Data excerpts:
==============================
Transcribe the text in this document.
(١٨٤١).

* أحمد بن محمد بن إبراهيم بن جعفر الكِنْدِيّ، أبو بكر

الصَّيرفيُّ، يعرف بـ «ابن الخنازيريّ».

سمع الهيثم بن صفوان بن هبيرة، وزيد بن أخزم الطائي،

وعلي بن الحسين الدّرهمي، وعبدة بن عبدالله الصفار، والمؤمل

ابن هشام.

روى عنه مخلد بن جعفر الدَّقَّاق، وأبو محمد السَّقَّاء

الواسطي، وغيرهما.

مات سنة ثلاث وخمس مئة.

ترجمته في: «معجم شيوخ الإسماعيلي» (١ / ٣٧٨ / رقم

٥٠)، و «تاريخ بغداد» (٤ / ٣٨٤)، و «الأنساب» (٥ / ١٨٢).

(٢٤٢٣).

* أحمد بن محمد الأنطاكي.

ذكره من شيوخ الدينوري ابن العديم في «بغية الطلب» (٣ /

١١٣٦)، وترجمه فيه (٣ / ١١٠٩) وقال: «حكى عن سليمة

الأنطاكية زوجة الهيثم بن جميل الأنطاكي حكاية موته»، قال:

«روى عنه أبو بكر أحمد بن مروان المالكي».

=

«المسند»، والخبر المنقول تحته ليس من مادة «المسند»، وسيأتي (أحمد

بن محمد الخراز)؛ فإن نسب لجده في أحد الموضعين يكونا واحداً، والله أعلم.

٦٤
==============================
Restate all of the entries exactly, please.

● ANSWER TO THIS PROBLEM:
Transcribe the text in this document.
(١٨٤١).

* أحمد بن محمد بن إبراهيم بن جعفر الكِنْدِيّ، أبو بكر

الصَّيرفيُّ، يعرف بـ «ابن الخنازيريّ».

سمع الهيثم بن صفوان بن هبيرة، وزيد بن أخزم الطائي،

وعلي بن الحسين الدّرهمي، وعبدة بن عبدالله الصفار، والمؤمل

ابن هشام.

روى عنه مخلد بن جعفر الدَّقَّاق، وأبو محمد السَّقَّاء

الواسطي، وغيرهما.

مات سنة ثلاث وخمس مئة.

ترجمته في: «معجم شيوخ الإسماعيلي» (١ / ٣٧٨ / رقم

٥٠)، و «تاريخ بغداد» (٤ / ٣٨٤)، و «الأنساب» (٥ / ١٨٢).

(٢٤٢٣).

* أحمد بن محمد الأنطاكي.

ذكره من شيوخ الدينوري ابن العديم في «بغية الطلب» (٣ /

١١٣٦)، وترجمه فيه (٣ / ١١٠٩) وقال: «حكى عن سليمة

الأنطاكية زوجة الهيثم بن جميل الأنطاكي حكاية موته»، قال:

«روى عنه أبو بكر أحمد بن مروان المالكي».

=

«المسند»، والخبر المنقول تحته ليس من مادة «المسند»، وسيأتي (أحمد

بن محمد الخراز)؛ فإن نسب لجده في أحد الموضعين يكونا واحداً، والله أعلم.

٦٤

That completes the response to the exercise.